● **GIVEN RECORDS**
%%
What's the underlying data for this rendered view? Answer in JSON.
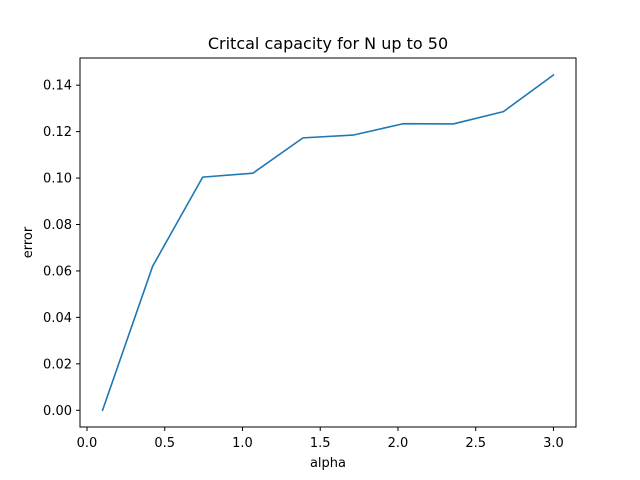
{
  "chart_data": {
    "type": "line",
    "title": "Critcal capacity for N up to 50",
    "xlabel": "alpha",
    "ylabel": "error",
    "xlim": [
      -0.045,
      3.145
    ],
    "ylim": [
      -0.0072,
      0.1517
    ],
    "xticks": [
      0.0,
      0.5,
      1.0,
      1.5,
      2.0,
      2.5,
      3.0
    ],
    "xtick_labels": [
      "0.0",
      "0.5",
      "1.0",
      "1.5",
      "2.0",
      "2.5",
      "3.0"
    ],
    "yticks": [
      0.0,
      0.02,
      0.04,
      0.06,
      0.08,
      0.1,
      0.12,
      0.14
    ],
    "ytick_labels": [
      "0.00",
      "0.02",
      "0.04",
      "0.06",
      "0.08",
      "0.10",
      "0.12",
      "0.14"
    ],
    "grid": false,
    "line_color": "#1f77b4",
    "series": [
      {
        "x": [
          0.1,
          0.422,
          0.744,
          1.067,
          1.389,
          1.711,
          2.033,
          2.356,
          2.678,
          3.0
        ],
        "values": [
          0.0,
          0.062,
          0.1004,
          0.1021,
          0.1173,
          0.1185,
          0.1234,
          0.1233,
          0.1286,
          0.1444
        ]
      }
    ]
  }
}
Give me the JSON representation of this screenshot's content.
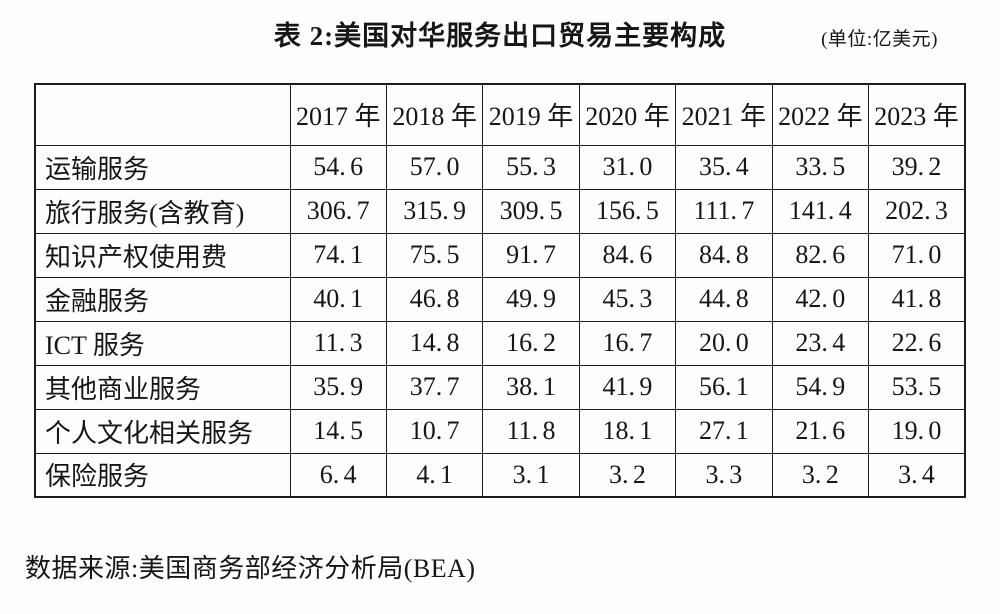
{
  "page": {
    "title": "表 2:美国对华服务出口贸易主要构成",
    "unit_note": "(单位:亿美元)",
    "source_note": "数据来源:美国商务部经济分析局(BEA)"
  },
  "chart_data": {
    "type": "table",
    "title": "表 2:美国对华服务出口贸易主要构成",
    "unit": "亿美元",
    "columns": [
      "2017 年",
      "2018 年",
      "2019 年",
      "2020 年",
      "2021 年",
      "2022 年",
      "2023 年"
    ],
    "rows": [
      {
        "label": "运输服务",
        "values": [
          54.6,
          57.0,
          55.3,
          31.0,
          35.4,
          33.5,
          39.2
        ]
      },
      {
        "label": "旅行服务(含教育)",
        "values": [
          306.7,
          315.9,
          309.5,
          156.5,
          111.7,
          141.4,
          202.3
        ]
      },
      {
        "label": "知识产权使用费",
        "values": [
          74.1,
          75.5,
          91.7,
          84.6,
          84.8,
          82.6,
          71.0
        ]
      },
      {
        "label": "金融服务",
        "values": [
          40.1,
          46.8,
          49.9,
          45.3,
          44.8,
          42.0,
          41.8
        ]
      },
      {
        "label": "ICT 服务",
        "values": [
          11.3,
          14.8,
          16.2,
          16.7,
          20.0,
          23.4,
          22.6
        ]
      },
      {
        "label": "其他商业服务",
        "values": [
          35.9,
          37.7,
          38.1,
          41.9,
          56.1,
          54.9,
          53.5
        ]
      },
      {
        "label": "个人文化相关服务",
        "values": [
          14.5,
          10.7,
          11.8,
          18.1,
          27.1,
          21.6,
          19.0
        ]
      },
      {
        "label": "保险服务",
        "values": [
          6.4,
          4.1,
          3.1,
          3.2,
          3.3,
          3.2,
          3.4
        ]
      }
    ],
    "source": "数据来源:美国商务部经济分析局(BEA)",
    "layout_hints": {
      "grid": "full-borders",
      "header_row": true,
      "values_decimals": 1
    }
  },
  "colors": {
    "text": "#161616",
    "border": "#1c1c1c",
    "background": "#fefefe"
  }
}
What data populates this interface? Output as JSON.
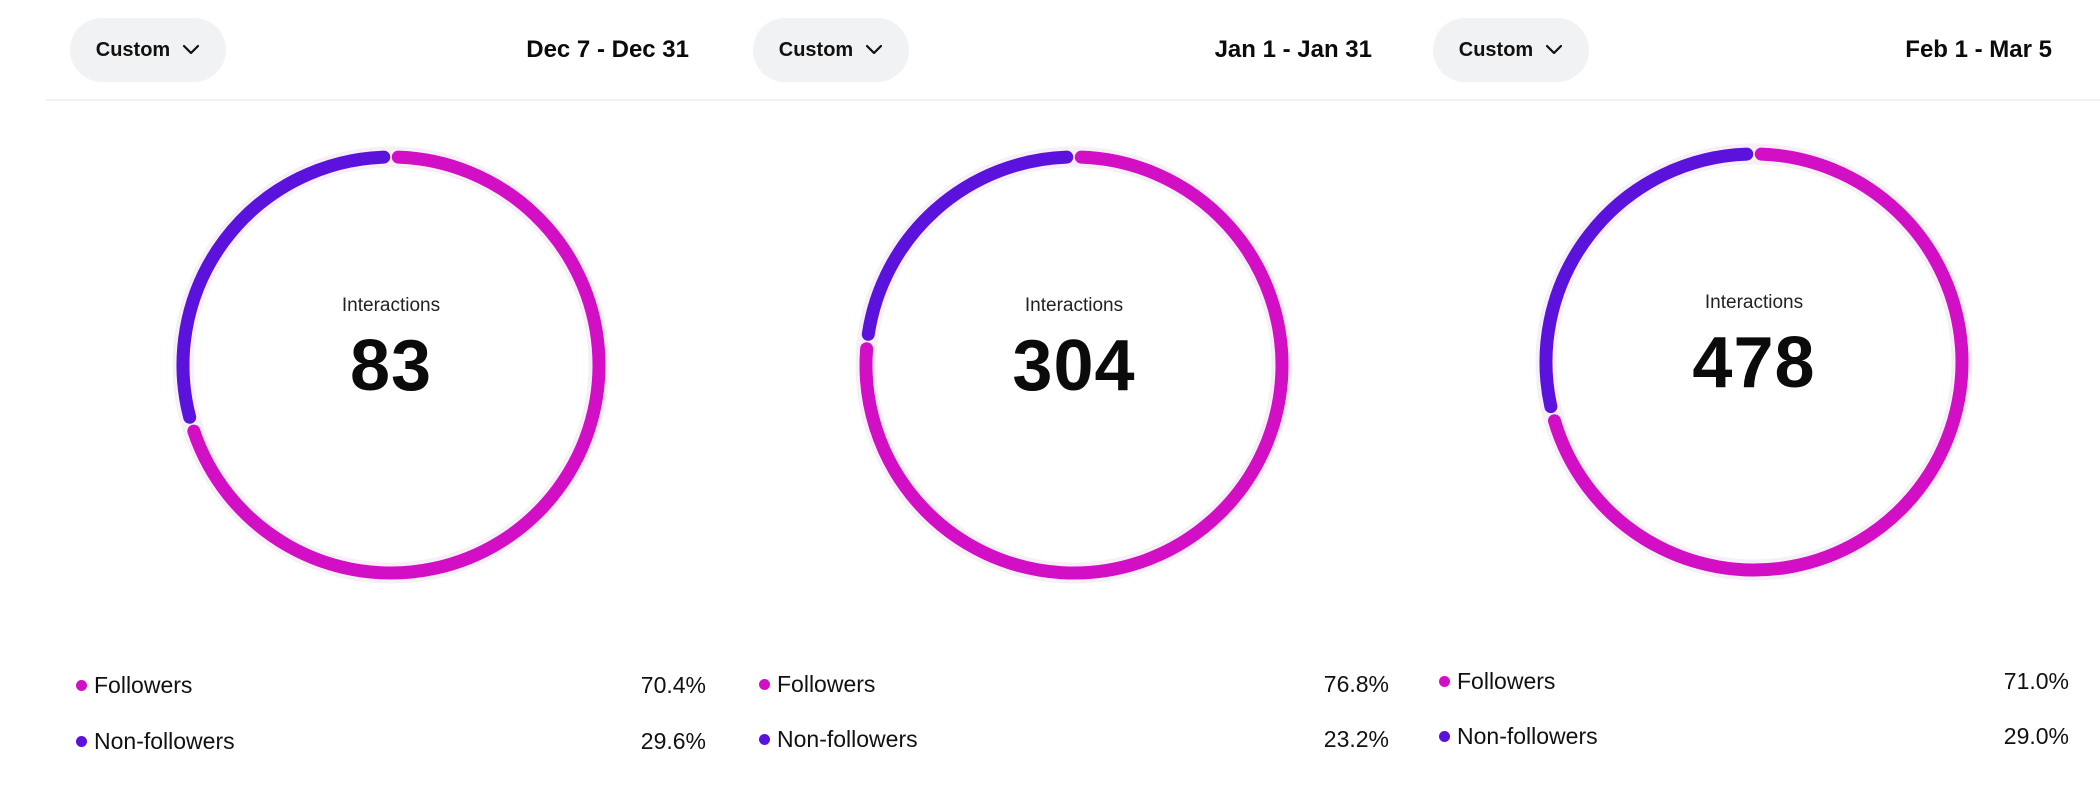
{
  "colors": {
    "followers": "#d20fc5",
    "non_followers": "#5b12dc",
    "ring_background": "#f5f0f6"
  },
  "icons": {
    "dropdown": "chevron-down-icon"
  },
  "panels": [
    {
      "range_button": "Custom",
      "date_range": "Dec 7 - Dec 31",
      "metric_label": "Interactions",
      "metric_value": "83",
      "legend": [
        {
          "name": "Followers",
          "percent": "70.4%"
        },
        {
          "name": "Non-followers",
          "percent": "29.6%"
        }
      ]
    },
    {
      "range_button": "Custom",
      "date_range": "Jan 1 - Jan 31",
      "metric_label": "Interactions",
      "metric_value": "304",
      "legend": [
        {
          "name": "Followers",
          "percent": "76.8%"
        },
        {
          "name": "Non-followers",
          "percent": "23.2%"
        }
      ]
    },
    {
      "range_button": "Custom",
      "date_range": "Feb 1 - Mar 5",
      "metric_label": "Interactions",
      "metric_value": "478",
      "legend": [
        {
          "name": "Followers",
          "percent": "71.0%"
        },
        {
          "name": "Non-followers",
          "percent": "29.0%"
        }
      ]
    }
  ],
  "chart_data": [
    {
      "type": "pie",
      "title": "Interactions",
      "total": 83,
      "categories": [
        "Followers",
        "Non-followers"
      ],
      "values": [
        70.4,
        29.6
      ],
      "colors": [
        "#d20fc5",
        "#5b12dc"
      ]
    },
    {
      "type": "pie",
      "title": "Interactions",
      "total": 304,
      "categories": [
        "Followers",
        "Non-followers"
      ],
      "values": [
        76.8,
        23.2
      ],
      "colors": [
        "#d20fc5",
        "#5b12dc"
      ]
    },
    {
      "type": "pie",
      "title": "Interactions",
      "total": 478,
      "categories": [
        "Followers",
        "Non-followers"
      ],
      "values": [
        71.0,
        29.0
      ],
      "colors": [
        "#d20fc5",
        "#5b12dc"
      ]
    }
  ]
}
%%
Using the listing above, pick out each line that contains the word "美国商务部经济分析局", then copy it.

● **ANSWER TO THIS TASK**
    "source_note": "数据来源:美国商务部经济分析局(BEA)"
    "source": "数据来源:美国商务部经济分析局(BEA)",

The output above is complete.